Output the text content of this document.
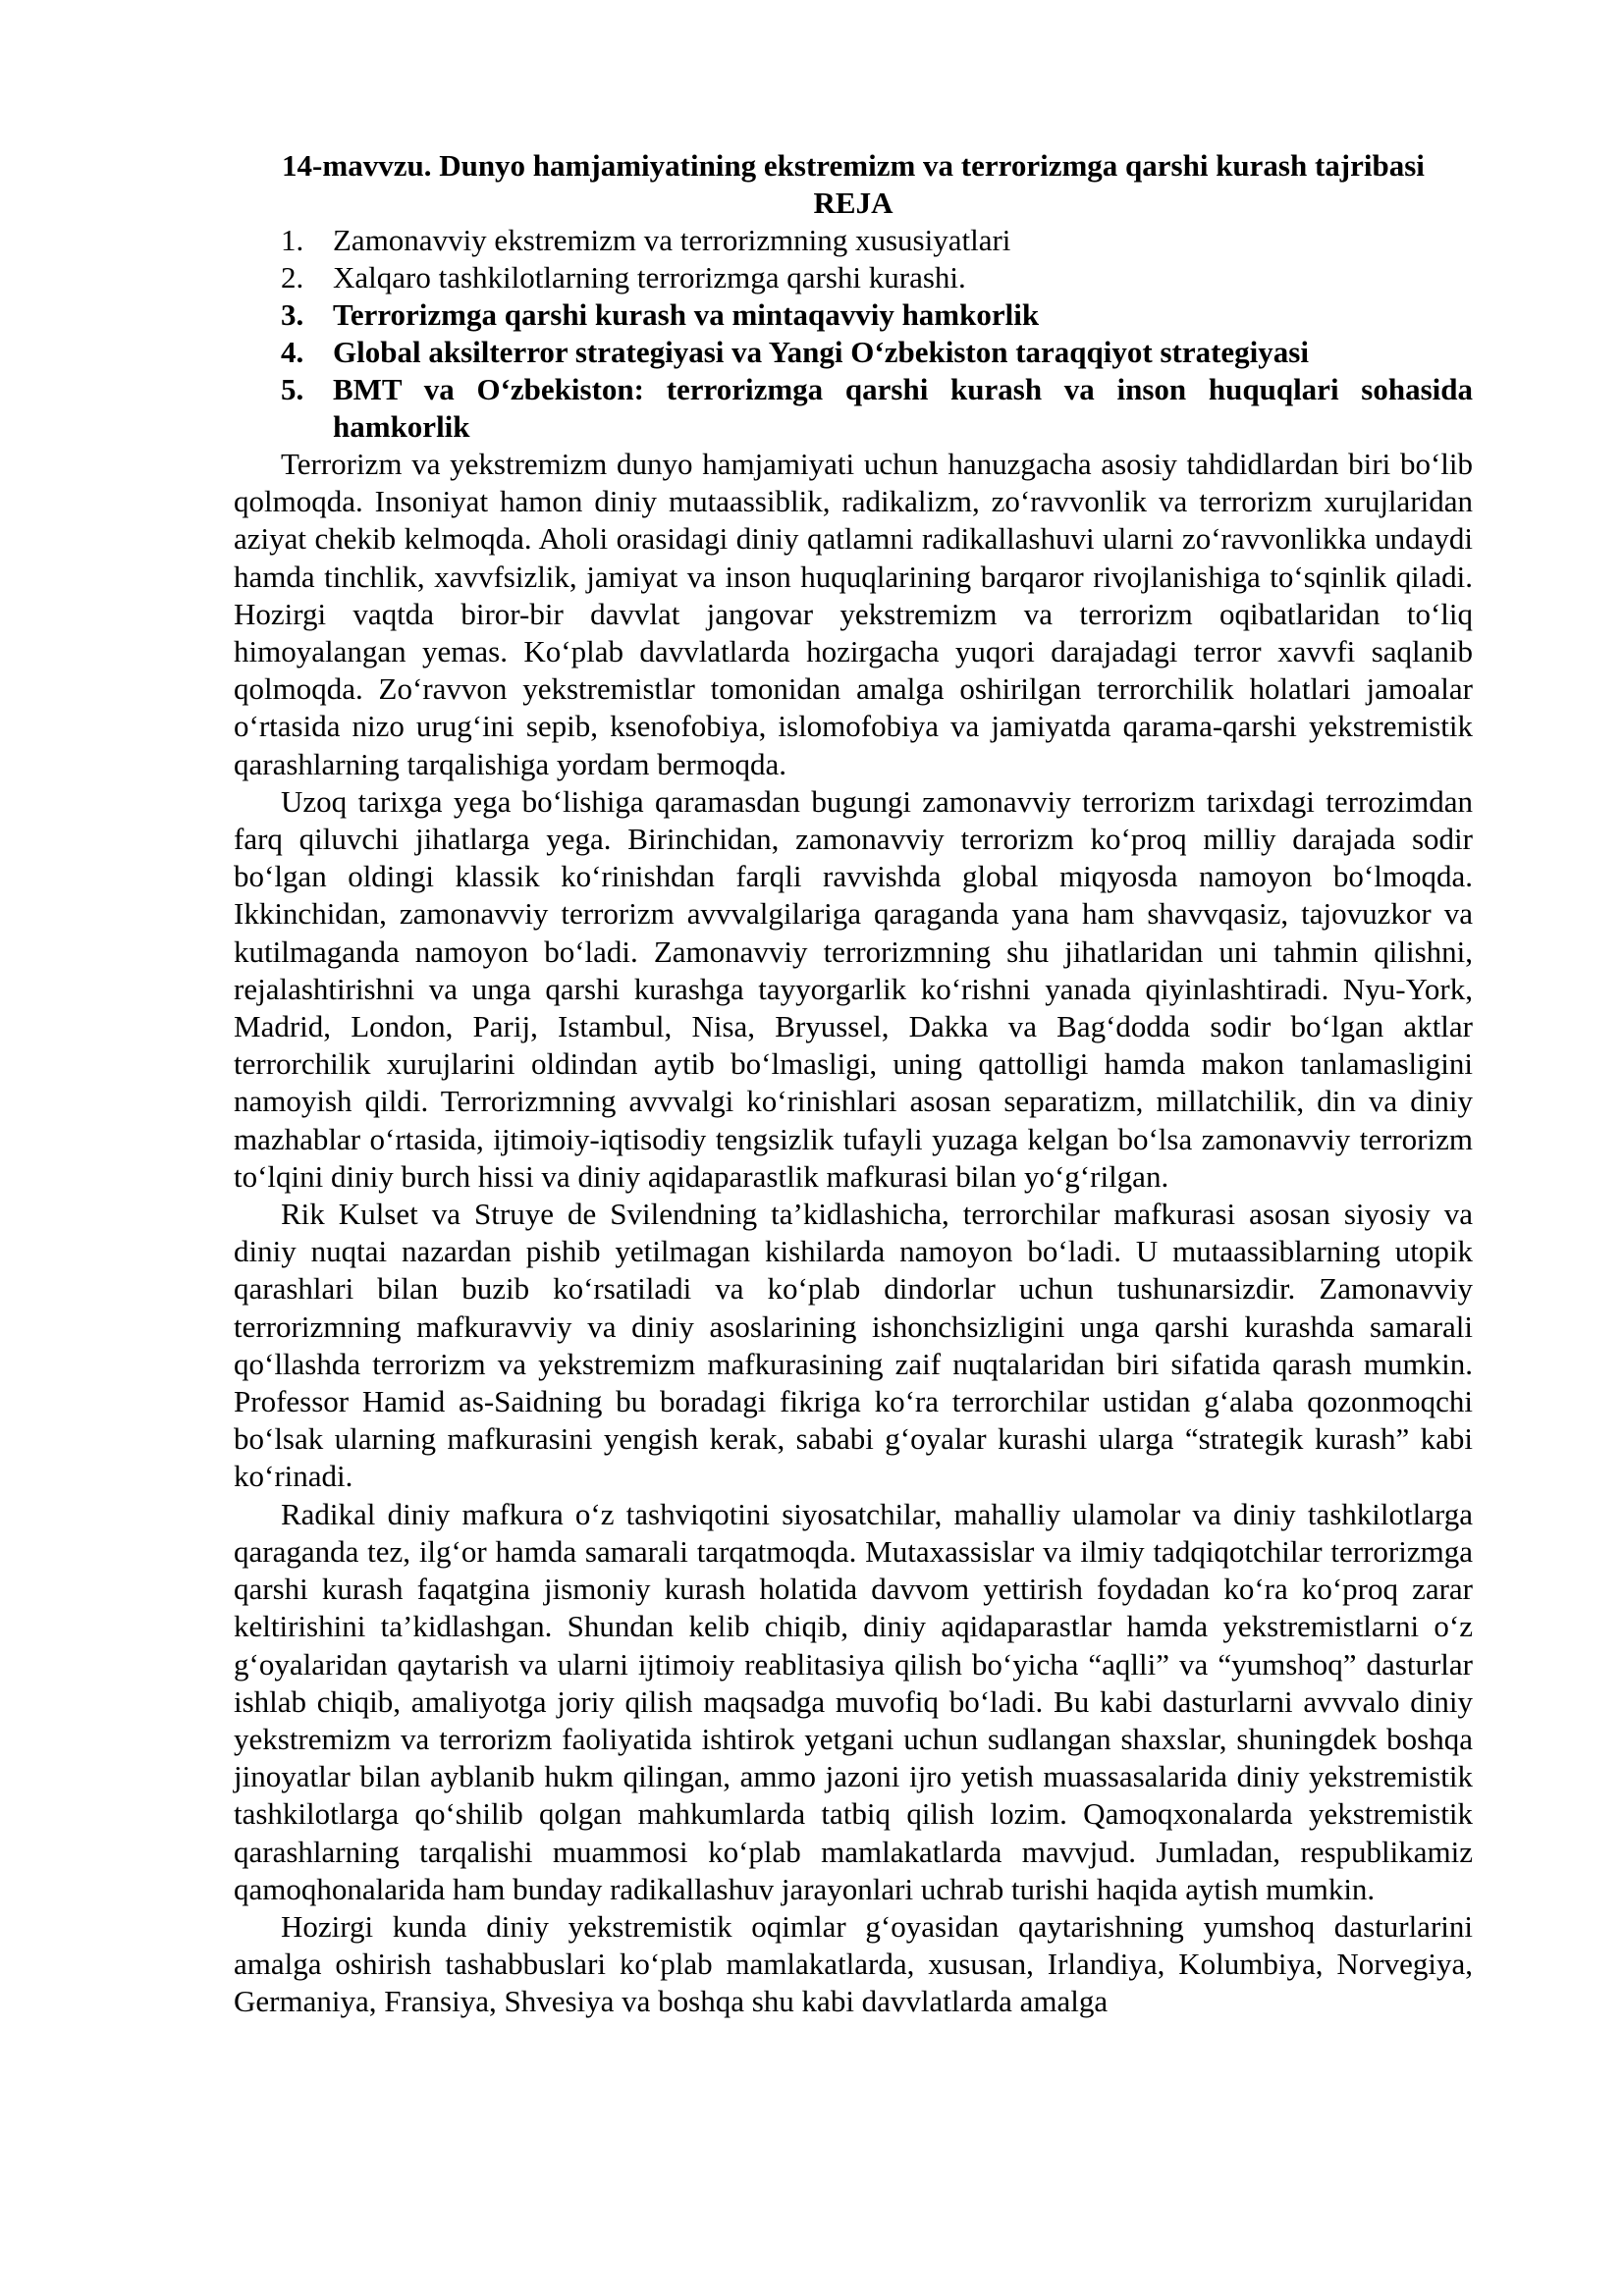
14-mavvzu. Dunyo hamjamiyatining ekstremizm va terrorizmga qarshi kurash tajribasi
REJA
1. Zamonavviy ekstremizm va terrorizmning xususiyatlari
2. Xalqaro tashkilotlarning terrorizmga qarshi kurashi.
3. Terrorizmga qarshi kurash va mintaqavviy hamkorlik
4. Global aksilterror strategiyasi va Yangi O‘zbekiston taraqqiyot strategiyasi
5. BMT va O‘zbekiston: terrorizmga qarshi kurash va inson huquqlari sohasida hamkorlik

Terrorizm va yekstremizm dunyo hamjamiyati uchun hanuzgacha asosiy tahdidlardan biri bo‘lib qolmoqda. Insoniyat hamon diniy mutaassiblik, radikalizm, zo‘ravvonlik va terrorizm xurujlaridan aziyat chekib kelmoqda. Aholi orasidagi diniy qatlamni radikallashuvi ularni zo‘ravvonlikka undaydi hamda tinchlik, xavvfsizlik, jamiyat va inson huquqlarining barqaror rivojlanishiga to‘sqinlik qiladi. Hozirgi vaqtda biror-bir davvlat jangovar yekstremizm va terrorizm oqibatlaridan to‘liq himoyalangan yemas. Ko‘plab davvlatlarda hozirgacha yuqori darajadagi terror xavvfi saqlanib qolmoqda. Zo‘ravvon yekstremistlar tomonidan amalga oshirilgan terrorchilik holatlari jamoalar o‘rtasida nizo urug‘ini sepib, ksenofobiya, islomofobiya va jamiyatda qarama-qarshi yekstremistik qarashlarning tarqalishiga yordam bermoqda.

Uzoq tarixga yega bo‘lishiga qaramasdan bugungi zamonavviy terrorizm tarixdagi terrozimdan farq qiluvchi jihatlarga yega. Birinchidan, zamonavviy terrorizm ko‘proq milliy darajada sodir bo‘lgan oldingi klassik ko‘rinishdan farqli ravvishda global miqyosda namoyon bo‘lmoqda. Ikkinchidan, zamonavviy terrorizm avvvalgilariga qaraganda yana ham shavvqasiz, tajovuzkor va kutilmaganda namoyon bo‘ladi. Zamonavviy terrorizmning shu jihatlaridan uni tahmin qilishni, rejalashtirishni va unga qarshi kurashga tayyorgarlik ko‘rishni yanada qiyinlashtiradi. Nyu-York, Madrid, London, Parij, Istambul, Nisa, Bryussel, Dakka va Bag‘dodda sodir bo‘lgan aktlar terrorchilik xurujlarini oldindan aytib bo‘lmasligi, uning qattolligi hamda makon tanlamasligini namoyish qildi. Terrorizmning avvvalgi ko‘rinishlari asosan separatizm, millatchilik, din va diniy mazhablar o‘rtasida, ijtimoiy-iqtisodiy tengsizlik tufayli yuzaga kelgan bo‘lsa zamonavviy terrorizm to‘lqini diniy burch hissi va diniy aqidaparastlik mafkurasi bilan yo‘g‘rilgan.

Rik Kulset va Struye de Svilendning ta’kidlashicha, terrorchilar mafkurasi asosan siyosiy va diniy nuqtai nazardan pishib yetilmagan kishilarda namoyon bo‘ladi. U mutaassiblarning utopik qarashlari bilan buzib ko‘rsatiladi va ko‘plab dindorlar uchun tushunarsizdir. Zamonavviy terrorizmning mafkuravviy va diniy asoslarining ishonchsizligini unga qarshi kurashda samarali qo‘llashda terrorizm va yekstremizm mafkurasining zaif nuqtalaridan biri sifatida qarash mumkin. Professor Hamid as-Saidning bu boradagi fikriga ko‘ra terrorchilar ustidan g‘alaba qozonmoqchi bo‘lsak ularning mafkurasini yengish kerak, sababi g‘oyalar kurashi ularga “strategik kurash” kabi ko‘rinadi.

Radikal diniy mafkura o‘z tashviqotini siyosatchilar, mahalliy ulamolar va diniy tashkilotlarga qaraganda tez, ilg‘or hamda samarali tarqatmoqda. Mutaxassislar va ilmiy tadqiqotchilar terrorizmga qarshi kurash faqatgina jismoniy kurash holatida davvom yettirish foydadan ko‘ra ko‘proq zarar keltirishini ta’kidlashgan. Shundan kelib chiqib, diniy aqidaparastlar hamda yekstremistlarni o‘z g‘oyalaridan qaytarish va ularni ijtimoiy reablitasiya qilish bo‘yicha “aqlli” va “yumshoq” dasturlar ishlab chiqib, amaliyotga joriy qilish maqsadga muvofiq bo‘ladi. Bu kabi dasturlarni avvvalo diniy yekstremizm va terrorizm faoliyatida ishtirok yetgani uchun sudlangan shaxslar, shuningdek boshqa jinoyatlar bilan ayblanib hukm qilingan, ammo jazoni ijro yetish muassasalarida diniy yekstremistik tashkilotlarga qo‘shilib qolgan mahkumlarda tatbiq qilish lozim. Qamoqxonalarda yekstremistik qarashlarning tarqalishi muammosi ko‘plab mamlakatlarda mavvjud. Jumladan, respublikamiz qamoqhonalarida ham bunday radikallashuv jarayonlari uchrab turishi haqida aytish mumkin.

Hozirgi kunda diniy yekstremistik oqimlar g‘oyasidan qaytarishning yumshoq dasturlarini amalga oshirish tashabbuslari ko‘plab mamlakatlarda, xususan, Irlandiya, Kolumbiya, Norvegiya, Germaniya, Fransiya, Shvesiya va boshqa shu kabi davvlatlarda amalga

•••

Return every line containing "zbekiston".

Reply
4. Global aksilterror strategiyasi va Yangi O‘zbekiston taraqqiyot strategiyasi
5. BMT va O‘zbekiston: terrorizmga qarshi kurash va inson huquqlari sohasida hamkorlik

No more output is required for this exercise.